RECORDS FOR THE EXERCISE ▸
•••••

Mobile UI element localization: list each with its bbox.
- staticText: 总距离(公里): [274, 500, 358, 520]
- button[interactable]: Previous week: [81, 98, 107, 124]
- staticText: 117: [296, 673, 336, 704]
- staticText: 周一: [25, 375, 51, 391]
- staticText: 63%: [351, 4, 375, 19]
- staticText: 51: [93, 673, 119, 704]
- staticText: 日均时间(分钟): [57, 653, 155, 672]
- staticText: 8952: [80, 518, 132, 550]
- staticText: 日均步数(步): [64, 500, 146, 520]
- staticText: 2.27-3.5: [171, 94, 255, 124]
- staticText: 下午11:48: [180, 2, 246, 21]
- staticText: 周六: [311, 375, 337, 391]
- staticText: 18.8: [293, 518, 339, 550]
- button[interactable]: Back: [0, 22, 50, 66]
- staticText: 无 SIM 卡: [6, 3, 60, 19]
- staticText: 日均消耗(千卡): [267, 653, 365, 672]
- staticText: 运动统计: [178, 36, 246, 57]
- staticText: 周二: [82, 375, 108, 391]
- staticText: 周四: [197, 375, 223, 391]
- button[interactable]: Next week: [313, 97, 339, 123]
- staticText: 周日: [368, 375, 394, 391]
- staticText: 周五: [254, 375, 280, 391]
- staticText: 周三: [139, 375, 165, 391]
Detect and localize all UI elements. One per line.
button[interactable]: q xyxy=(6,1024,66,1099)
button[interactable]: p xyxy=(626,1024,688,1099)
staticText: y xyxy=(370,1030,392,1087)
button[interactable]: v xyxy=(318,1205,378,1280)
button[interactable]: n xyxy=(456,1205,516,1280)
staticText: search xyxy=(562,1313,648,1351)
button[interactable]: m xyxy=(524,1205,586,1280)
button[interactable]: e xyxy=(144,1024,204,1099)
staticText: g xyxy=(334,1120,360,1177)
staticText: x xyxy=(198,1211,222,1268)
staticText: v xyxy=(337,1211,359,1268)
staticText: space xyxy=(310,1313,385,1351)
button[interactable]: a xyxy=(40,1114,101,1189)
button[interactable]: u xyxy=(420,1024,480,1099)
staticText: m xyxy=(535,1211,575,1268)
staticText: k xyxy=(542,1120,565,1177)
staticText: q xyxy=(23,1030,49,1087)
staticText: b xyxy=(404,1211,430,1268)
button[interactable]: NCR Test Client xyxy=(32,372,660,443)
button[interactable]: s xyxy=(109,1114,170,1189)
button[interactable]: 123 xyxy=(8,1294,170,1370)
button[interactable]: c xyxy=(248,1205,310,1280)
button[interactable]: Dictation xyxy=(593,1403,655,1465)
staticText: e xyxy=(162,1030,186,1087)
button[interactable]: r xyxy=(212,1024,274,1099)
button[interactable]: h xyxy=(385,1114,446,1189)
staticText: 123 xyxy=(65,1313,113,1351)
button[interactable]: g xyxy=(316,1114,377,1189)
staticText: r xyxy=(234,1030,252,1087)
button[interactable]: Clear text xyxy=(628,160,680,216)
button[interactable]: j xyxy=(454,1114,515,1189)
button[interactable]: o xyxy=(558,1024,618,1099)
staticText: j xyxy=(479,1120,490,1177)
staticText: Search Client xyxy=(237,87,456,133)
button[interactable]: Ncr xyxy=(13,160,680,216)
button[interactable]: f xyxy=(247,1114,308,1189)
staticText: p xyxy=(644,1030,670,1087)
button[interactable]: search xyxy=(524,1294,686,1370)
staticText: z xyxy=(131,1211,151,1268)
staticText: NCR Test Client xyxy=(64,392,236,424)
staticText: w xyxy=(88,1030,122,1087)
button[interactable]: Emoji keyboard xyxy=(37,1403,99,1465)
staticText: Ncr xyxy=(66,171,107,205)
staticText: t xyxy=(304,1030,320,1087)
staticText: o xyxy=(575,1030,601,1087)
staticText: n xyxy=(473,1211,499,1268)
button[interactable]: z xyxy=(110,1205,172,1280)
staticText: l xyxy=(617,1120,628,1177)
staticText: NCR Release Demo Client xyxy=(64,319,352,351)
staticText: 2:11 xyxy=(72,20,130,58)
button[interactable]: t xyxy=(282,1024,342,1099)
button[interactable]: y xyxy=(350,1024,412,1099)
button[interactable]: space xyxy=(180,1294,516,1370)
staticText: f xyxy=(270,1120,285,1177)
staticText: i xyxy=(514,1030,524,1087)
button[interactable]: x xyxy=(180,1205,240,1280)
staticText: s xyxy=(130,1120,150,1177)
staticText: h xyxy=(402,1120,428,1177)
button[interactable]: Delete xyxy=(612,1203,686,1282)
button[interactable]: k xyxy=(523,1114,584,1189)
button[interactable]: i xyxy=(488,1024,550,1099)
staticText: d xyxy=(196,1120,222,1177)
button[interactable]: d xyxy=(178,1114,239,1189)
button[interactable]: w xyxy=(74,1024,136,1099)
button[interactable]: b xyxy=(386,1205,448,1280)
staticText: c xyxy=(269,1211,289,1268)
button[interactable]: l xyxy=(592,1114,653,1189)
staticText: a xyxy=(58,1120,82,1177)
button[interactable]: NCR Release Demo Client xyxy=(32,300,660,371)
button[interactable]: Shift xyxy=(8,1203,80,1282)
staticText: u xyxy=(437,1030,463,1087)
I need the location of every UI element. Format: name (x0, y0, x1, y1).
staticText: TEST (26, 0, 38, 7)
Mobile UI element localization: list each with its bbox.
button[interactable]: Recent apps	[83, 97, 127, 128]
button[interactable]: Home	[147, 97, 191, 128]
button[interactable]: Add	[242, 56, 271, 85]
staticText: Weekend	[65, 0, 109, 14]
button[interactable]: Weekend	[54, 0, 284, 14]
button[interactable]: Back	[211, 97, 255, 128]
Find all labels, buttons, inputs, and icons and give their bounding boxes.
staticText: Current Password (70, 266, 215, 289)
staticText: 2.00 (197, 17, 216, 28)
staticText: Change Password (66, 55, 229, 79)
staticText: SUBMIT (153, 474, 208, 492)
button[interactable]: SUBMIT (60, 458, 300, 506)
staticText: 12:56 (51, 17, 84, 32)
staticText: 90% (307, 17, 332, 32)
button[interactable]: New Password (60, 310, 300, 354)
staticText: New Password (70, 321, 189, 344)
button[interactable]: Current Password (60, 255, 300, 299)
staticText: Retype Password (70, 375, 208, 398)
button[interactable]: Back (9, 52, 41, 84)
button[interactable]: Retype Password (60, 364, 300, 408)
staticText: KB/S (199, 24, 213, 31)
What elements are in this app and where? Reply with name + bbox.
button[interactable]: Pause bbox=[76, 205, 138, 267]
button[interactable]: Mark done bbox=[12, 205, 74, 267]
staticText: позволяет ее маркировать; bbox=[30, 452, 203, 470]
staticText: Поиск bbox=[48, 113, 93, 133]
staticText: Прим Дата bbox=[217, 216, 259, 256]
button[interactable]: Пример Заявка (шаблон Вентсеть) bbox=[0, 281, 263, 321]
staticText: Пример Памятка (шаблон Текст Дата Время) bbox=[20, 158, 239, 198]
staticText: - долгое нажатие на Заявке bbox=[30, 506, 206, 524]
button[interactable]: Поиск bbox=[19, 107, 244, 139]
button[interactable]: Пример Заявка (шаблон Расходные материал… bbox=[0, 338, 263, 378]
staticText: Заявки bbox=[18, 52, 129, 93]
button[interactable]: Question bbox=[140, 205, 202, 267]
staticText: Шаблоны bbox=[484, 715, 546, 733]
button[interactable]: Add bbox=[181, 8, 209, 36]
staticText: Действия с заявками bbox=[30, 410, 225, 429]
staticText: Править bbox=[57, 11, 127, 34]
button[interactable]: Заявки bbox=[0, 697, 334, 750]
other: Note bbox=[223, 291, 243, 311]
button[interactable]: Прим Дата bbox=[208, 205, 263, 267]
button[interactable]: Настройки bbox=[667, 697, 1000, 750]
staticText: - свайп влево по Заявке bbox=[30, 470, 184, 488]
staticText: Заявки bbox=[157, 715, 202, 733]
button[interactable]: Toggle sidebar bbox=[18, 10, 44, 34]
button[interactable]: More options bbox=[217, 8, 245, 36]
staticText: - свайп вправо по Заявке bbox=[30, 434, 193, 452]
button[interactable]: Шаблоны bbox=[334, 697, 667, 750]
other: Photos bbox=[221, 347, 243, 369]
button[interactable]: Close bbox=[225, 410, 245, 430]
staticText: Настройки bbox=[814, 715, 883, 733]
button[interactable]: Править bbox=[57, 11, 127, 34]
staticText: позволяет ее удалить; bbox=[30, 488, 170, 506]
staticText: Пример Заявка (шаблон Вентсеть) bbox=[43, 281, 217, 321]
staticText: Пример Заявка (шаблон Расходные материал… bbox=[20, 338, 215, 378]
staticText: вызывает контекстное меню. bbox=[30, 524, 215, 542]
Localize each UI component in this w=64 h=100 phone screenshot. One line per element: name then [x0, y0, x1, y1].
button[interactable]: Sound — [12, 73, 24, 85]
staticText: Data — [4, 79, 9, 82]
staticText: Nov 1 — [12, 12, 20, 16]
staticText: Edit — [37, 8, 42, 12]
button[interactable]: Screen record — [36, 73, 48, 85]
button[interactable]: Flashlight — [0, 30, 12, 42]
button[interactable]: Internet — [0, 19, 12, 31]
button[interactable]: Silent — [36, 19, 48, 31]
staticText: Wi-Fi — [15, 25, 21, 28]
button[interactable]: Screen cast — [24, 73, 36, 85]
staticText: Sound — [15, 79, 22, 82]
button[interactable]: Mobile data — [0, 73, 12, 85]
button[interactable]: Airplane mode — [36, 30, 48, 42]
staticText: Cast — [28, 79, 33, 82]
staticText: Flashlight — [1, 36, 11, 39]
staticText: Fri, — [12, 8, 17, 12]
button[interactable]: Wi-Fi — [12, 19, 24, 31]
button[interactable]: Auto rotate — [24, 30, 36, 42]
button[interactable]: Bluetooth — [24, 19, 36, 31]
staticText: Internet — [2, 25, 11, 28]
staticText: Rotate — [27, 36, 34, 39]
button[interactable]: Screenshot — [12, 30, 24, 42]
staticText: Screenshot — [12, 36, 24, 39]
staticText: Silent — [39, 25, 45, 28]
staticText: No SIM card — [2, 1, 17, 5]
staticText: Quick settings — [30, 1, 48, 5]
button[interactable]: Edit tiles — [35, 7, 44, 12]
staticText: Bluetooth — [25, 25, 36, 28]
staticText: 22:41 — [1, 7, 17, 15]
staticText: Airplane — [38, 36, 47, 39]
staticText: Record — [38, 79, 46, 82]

•••••

GOAL OF THE EXERCISE ▸ Can you copy the lines character for character, starting from the first one and ending with the line containing "button[interactable]: q xyxy=(6,1024,66,1099)", with that last line included?

WRITTEN SOLUTION ▸
Mobile UI element localization: list each with its bbox.
- staticText: 总距离(公里): [274, 500, 358, 520]
- button[interactable]: Previous week: [81, 98, 107, 124]
- staticText: 117: [296, 673, 336, 704]
- staticText: 周一: [25, 375, 51, 391]
- staticText: 63%: [351, 4, 375, 19]
- staticText: 51: [93, 673, 119, 704]
- staticText: 日均时间(分钟): [57, 653, 155, 672]
- staticText: 8952: [80, 518, 132, 550]
- staticText: 日均步数(步): [64, 500, 146, 520]
- staticText: 2.27-3.5: [171, 94, 255, 124]
- staticText: 下午11:48: [180, 2, 246, 21]
- staticText: 周六: [311, 375, 337, 391]
- staticText: 18.8: [293, 518, 339, 550]
- button[interactable]: Back: [0, 22, 50, 66]
- staticText: 无 SIM 卡: [6, 3, 60, 19]
- staticText: 日均消耗(千卡): [267, 653, 365, 672]
- staticText: 运动统计: [178, 36, 246, 57]
- staticText: 周二: [82, 375, 108, 391]
- staticText: 周四: [197, 375, 223, 391]
- button[interactable]: Next week: [313, 97, 339, 123]
- staticText: 周日: [368, 375, 394, 391]
- staticText: 周五: [254, 375, 280, 391]
- staticText: 周三: [139, 375, 165, 391]
Detect and localize all UI elements. One per line.
button[interactable]: q xyxy=(6,1024,66,1099)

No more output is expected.